== ФРАГМЕНТ ТЕКСТА ==
Он привык доверять ей во всем со дня их свадьбы. Кетлин не раз проявляла удивительную чувствительность: даже если у Роберта случалась легкая неприятность, она сразу же каким-то образом догадывалась об этом. Однажды она находилась в спальне, а он – в своем кабинете, где случайно поранил палец ножом. Жена сразу же прибежала к нему, тревожно спрашивая, что с ним случилось. Поэтому, увидев пузырьки с опиумом, Скотт не на шутку встревожился, в его сердце закралась тоска, на секунду ему захотелось отказаться от путешествия и спокойно жить рядом с любимой Кетлин и Питером. Но эта была лишь минута слабости. Усилием воли он взял себя в руки и, пряча пузырьки в карман, рассмеявшись, сказал, что берет их только из уважения к ней, что с таким счастливчиком, как он, ничего не случится, он вернется героем и обнимет свою Кетлин и поцелует сына.

Но в Антарктиде тоска и отчаяние, на минуту посетившие его в Новой Зеландии, вернулись. Он выяснил, что Амундсен уже достиг Антарктиды и разбил лагерь на шельфовом леднике Росса, на расстоянии нескольких сотен километров от лагеря британцев, которые расположились на мысе Эванс. Скотт не мог не признать, что норвежец выбрал более подходящее место для лагеря, чем он сам, и находился на целых 60 миль ближе к полюсу. И опять у него появились сомнения в том, что им удастся достигнуть полюса. «...Всего разумнее и корректнее будет и далее поступать так, как намечено мною... идти своим путем и трудиться по мере сил, не выказывая ни страха, ни смущения. Не подлежит сомнению, что план Амундсена является серьезной угрозой нашему. Амундсен находится на 60 миль ближе к полюсу, чем мы. Никогда я не думал, чтоб он мог благополучно доставить на Барьер столько собак», – писал Скотт в своем дневнике.

Оснащение обеих экспедиций сильно отличалось. Амундсен имел не меньший, а пожалуй, и больший опыт полярных экспедиций и привез с собой 120 собак. Скотт также учел свой неудачный опыт с собаками и взял их всего 35. Кроме того, он имел три мототягача, которые обошлись ему в целое состояние, и 19 маньчжурских лошадок, которые, как он надеялся, будут более выносливы, чем собаки.

Однако судьба с самого начала как бы повернулась к Скотту спиной: неудачи преследовали его с первого дня. При разгрузке один из мототягачей затонул. А во время зимовки, до начала экспедиции, погибло 10 собак и 9 лошадок.

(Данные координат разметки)
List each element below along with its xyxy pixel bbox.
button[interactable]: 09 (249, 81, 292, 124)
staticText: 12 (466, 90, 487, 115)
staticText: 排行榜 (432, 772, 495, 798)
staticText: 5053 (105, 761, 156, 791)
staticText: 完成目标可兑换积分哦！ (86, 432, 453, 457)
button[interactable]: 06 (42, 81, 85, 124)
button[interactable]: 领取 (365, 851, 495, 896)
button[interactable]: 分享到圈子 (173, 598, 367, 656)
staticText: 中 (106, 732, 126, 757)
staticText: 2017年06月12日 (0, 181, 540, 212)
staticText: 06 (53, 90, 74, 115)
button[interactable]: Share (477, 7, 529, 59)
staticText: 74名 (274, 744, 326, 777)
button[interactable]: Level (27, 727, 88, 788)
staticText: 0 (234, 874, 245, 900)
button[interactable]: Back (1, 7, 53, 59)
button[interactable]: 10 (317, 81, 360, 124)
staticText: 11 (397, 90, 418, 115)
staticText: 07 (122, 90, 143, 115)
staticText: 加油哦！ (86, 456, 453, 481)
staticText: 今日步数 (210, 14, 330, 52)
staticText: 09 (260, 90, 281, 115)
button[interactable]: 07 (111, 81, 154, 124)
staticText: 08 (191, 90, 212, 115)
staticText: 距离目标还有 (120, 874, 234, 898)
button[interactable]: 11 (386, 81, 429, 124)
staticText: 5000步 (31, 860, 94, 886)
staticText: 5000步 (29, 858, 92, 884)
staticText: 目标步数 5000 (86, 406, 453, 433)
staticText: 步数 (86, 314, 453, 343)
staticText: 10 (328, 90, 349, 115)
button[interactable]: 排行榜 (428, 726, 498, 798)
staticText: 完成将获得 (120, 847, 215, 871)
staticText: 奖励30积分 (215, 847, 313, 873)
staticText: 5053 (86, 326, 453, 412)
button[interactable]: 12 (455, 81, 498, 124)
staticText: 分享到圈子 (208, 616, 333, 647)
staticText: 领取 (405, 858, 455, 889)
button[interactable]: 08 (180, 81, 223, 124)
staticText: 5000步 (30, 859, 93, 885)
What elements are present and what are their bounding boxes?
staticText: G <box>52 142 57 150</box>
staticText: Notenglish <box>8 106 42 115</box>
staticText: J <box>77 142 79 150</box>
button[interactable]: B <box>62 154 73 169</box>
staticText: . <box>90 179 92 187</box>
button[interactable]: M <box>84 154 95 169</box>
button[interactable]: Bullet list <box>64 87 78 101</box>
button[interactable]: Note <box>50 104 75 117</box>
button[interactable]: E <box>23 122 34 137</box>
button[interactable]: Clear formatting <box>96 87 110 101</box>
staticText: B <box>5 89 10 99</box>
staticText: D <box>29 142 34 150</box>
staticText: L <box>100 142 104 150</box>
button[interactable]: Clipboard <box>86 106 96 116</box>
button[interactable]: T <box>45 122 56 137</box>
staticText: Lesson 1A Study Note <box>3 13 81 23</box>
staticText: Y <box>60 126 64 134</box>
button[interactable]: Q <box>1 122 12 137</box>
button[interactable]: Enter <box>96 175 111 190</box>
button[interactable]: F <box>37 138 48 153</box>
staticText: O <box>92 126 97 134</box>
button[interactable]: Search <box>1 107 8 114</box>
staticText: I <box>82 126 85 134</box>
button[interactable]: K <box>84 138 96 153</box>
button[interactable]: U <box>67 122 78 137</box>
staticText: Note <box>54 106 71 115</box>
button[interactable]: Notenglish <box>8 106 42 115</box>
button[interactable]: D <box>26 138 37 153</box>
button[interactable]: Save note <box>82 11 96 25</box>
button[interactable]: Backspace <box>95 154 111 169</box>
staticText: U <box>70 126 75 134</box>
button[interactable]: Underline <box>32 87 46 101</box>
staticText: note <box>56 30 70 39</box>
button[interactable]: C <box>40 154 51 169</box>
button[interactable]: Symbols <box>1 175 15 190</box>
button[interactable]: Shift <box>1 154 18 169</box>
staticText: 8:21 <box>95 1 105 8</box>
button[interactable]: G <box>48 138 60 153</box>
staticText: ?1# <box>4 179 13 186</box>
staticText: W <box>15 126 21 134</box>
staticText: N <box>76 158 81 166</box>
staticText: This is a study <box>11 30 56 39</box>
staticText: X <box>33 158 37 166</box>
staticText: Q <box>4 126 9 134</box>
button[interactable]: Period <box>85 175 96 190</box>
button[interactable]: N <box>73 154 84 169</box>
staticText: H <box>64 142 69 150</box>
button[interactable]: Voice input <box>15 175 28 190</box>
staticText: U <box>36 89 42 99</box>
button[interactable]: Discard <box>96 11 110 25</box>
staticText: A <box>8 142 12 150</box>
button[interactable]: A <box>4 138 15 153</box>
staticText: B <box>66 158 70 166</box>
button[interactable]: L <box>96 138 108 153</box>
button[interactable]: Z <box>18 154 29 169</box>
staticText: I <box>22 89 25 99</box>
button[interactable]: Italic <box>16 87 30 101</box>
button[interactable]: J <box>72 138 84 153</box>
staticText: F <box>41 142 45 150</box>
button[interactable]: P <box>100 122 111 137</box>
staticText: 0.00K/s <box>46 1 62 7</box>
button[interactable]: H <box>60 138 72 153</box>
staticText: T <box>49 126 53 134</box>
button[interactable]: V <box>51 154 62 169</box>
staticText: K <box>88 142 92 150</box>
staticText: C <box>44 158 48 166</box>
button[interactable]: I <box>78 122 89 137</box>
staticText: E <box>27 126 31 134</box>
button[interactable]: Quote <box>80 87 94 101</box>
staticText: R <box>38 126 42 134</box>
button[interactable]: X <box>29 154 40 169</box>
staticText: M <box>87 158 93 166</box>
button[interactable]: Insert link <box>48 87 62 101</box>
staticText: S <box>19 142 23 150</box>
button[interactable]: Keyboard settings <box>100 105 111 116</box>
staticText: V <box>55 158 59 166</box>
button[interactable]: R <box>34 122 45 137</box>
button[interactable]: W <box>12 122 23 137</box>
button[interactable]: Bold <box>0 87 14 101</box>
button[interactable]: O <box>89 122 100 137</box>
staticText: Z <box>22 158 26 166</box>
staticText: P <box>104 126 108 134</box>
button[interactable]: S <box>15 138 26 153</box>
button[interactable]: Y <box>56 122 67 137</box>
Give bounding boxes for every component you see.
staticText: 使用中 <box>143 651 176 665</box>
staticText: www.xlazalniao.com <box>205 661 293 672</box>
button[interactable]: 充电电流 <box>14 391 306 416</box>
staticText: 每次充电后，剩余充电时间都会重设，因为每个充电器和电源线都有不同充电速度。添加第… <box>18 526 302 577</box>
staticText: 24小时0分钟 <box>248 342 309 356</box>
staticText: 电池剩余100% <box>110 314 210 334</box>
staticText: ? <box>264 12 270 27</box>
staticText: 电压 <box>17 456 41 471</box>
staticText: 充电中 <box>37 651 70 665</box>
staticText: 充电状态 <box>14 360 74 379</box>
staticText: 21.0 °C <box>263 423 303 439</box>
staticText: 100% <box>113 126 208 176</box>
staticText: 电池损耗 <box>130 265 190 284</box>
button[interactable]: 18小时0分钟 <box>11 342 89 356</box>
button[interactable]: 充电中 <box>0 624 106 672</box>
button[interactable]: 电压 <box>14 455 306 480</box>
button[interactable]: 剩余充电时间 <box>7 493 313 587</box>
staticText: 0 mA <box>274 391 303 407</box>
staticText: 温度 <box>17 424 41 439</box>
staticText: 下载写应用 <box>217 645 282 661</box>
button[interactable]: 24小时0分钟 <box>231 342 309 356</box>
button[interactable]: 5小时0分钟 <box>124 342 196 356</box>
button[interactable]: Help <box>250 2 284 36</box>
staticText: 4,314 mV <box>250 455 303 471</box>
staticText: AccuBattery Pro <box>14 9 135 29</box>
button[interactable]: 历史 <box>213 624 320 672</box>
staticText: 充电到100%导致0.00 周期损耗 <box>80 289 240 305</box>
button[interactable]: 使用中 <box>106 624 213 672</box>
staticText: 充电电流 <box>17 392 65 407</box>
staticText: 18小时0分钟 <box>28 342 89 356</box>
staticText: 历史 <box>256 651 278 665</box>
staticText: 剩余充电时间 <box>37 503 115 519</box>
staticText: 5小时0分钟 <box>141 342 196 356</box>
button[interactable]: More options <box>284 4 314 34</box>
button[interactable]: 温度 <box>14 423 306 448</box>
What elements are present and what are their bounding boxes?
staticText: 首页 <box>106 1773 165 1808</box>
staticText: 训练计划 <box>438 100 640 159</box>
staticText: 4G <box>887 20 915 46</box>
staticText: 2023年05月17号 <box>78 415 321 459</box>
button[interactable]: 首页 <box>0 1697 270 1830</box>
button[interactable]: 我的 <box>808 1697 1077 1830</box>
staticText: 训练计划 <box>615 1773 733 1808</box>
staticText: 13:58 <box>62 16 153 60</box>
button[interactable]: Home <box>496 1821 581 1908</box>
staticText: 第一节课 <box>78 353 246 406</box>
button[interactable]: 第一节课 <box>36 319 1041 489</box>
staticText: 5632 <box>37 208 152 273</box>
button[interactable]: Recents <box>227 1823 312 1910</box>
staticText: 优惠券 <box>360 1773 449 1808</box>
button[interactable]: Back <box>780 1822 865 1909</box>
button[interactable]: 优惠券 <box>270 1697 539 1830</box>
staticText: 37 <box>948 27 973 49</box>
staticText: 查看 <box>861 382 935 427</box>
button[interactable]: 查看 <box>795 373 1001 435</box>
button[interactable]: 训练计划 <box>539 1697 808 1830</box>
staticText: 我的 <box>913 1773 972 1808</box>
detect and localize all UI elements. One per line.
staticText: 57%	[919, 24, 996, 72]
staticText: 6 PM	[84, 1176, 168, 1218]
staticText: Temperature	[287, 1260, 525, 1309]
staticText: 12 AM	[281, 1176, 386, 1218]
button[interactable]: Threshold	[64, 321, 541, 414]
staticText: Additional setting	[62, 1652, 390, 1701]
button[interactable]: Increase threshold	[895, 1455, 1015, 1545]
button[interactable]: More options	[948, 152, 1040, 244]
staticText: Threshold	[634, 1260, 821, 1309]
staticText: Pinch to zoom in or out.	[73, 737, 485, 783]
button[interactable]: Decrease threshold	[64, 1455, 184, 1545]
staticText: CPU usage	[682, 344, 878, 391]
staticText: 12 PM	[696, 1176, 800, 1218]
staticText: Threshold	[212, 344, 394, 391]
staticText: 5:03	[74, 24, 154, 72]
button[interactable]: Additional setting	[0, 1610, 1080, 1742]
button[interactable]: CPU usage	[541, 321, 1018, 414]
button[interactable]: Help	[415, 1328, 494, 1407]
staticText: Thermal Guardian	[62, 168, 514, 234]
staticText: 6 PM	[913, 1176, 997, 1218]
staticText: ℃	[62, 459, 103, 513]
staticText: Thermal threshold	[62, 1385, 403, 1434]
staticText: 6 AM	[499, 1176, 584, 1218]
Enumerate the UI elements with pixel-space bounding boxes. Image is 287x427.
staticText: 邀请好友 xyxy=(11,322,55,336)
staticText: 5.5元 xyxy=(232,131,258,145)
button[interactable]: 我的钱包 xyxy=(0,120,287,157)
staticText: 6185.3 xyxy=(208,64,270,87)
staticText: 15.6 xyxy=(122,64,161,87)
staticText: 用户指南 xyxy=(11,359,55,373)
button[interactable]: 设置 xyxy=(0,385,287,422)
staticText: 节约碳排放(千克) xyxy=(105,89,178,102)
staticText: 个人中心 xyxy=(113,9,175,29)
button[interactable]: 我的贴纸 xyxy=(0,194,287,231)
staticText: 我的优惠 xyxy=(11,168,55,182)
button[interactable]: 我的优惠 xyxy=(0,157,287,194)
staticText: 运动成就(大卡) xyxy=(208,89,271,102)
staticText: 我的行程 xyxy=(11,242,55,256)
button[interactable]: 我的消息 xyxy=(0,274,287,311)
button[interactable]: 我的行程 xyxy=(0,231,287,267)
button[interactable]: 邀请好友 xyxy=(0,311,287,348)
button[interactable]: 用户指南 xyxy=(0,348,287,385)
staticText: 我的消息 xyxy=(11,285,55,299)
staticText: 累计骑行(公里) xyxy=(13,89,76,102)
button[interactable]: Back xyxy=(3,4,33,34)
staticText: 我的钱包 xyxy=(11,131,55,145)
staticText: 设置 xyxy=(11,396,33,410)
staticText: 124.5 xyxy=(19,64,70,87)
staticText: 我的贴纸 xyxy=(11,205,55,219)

== ЗАДАНИЯ К ВЫПОЛНЕНИЮ ==
**a.** Ответьте на вопросы по фрагменту об экспедиции Скотта:
(i) Сколько собак привез с собой Амундсен?
(ii) На каком мысе расположились британцы?
(iii) Что случилось с одним из мототягачей при разгрузке?
**b.** Продолжите фрагмент об экспедиции Скотта, начиная сразу после его последнего предложения.
Листинг здесь никакой роли не играет.

== ИТОГОВЫЕ ОТВЕТЫ ==
**a.**
(i) 120 собак.
(ii) На мысе Эванс.
(iii) Он затонул.

**b.**
План Скотта был таков: вначале он собирался пересечь ледник Росса, протянувшийся на целых 700 километров. Между параллелями 83,5° и 85,5° путешественников ждал 3-километровый подъем по леднику Бирдмора. Подъем осложняло еще и то, что ледник был рассечен глубокими трещинами. За ледником начиналось высокогорное ледяное плато, продолжавшееся, по всей видимости, до самого полюса. По нему предстояло пройти еще 500 километров. Итого 1500 километров до полюса и столько же обратно. Скотт планировал преодолеть это расстояние за 145 суток, и для этого требовалось проходить по 20,5 километра в день. На параллели 80° 30' он планировал устроить склад. Груз для него должны были доставить мототягачи. Часть продовольствия и снаряжения планировалось довезти на собаках и лошадях. Скотт надеялся, что они довезут груз хотя бы до ледника Бирдмора.

2 ноября 1911 года капитан Роберт Скотт выступил в свой последний поход.

Нелегко было координировать действия собак и лошадей. Выяснилось, что лошади двигаются гораздо медленнее собак: расстояние, которое лошади проходят за день, собаки пробегают за несколько часов.

Проблемы возникли и с мототягачами: механизм машин не выдерживал низких температур: сани то и дело глохли. Их регулярно чинили, но наконец сначала одни, а затем и вторые сани пришлось бросить вместе с грузом топлива. И все же санная партия смогла дотащить пропитание и необходимое снаряжение до 80° 30' южной широты. Здесь полярники устроили привал и стали дожидаться основную группу, которая отстала на 6 дней пути. Наконец лагеря достигли собачьи упряжки, а затем и лошадки. Группы соединились 21 ноября.

Немного передохнув, путешественники отправились дальше. За 83-й параллелью закончился фураж, и лошадок пришлось перебить. Вскоре настал черед собачьих упряжек, от которых также было решено отказаться. Еще несколько дней участники экспедиции сами тащили перегруженные сани.

Так они достигли 85° южной широты, после чего Скотт отправил назад трех наиболее слабых членов экспедиции. 3 января оставшиеся полярники достигли 87° 30' южной широты, после чего Скотт объявил о своем окончательном решении: из восьмерых оставшихся пятеро будут продолжать двигаться к полюсу, а трое должны повернуть назад. Оставалось выбрать тех, кто будет сопровождать Скотта.

Капитан размышлял всю ночь. Ему припомнился последний разговор с Кетлин, он думал о каждом из своих спутников, о том, кого взять с собой, а кого отправить назад. Все они мужественные, сильные люди, все мечтают отправиться вместе с ним дальше на юг. Однако у Скотта не шел из головы разговор с женой и присутствие на материке Амундсена. Что если норвежцу удастся его опередить? Такого поражения он не переживет. А как отреагируют на это его спутники? И он все крепче сжимал в руках флакончики с опиумом. Трое должны повернуть назад: возможно, он еще сможет спасти их от тяжелого поражения, а может быть, и от гибели. У них еще будет возможность прославиться и послужить отечеству. Кого же выбрать?

Наутро Роберт Скотт объявил свое решение: кроме него, к полюсу пойдут доктор Эдвард Уилсон (он был со Скоттом в его первой экспедиции и заслужил право разделить с ним его триумф или поражение), квартирмейстер Эдгар Эванс, капитан драгунского полка Лоуренс Отс и лейтенант корпуса морской пехоты Генри Боуэрс.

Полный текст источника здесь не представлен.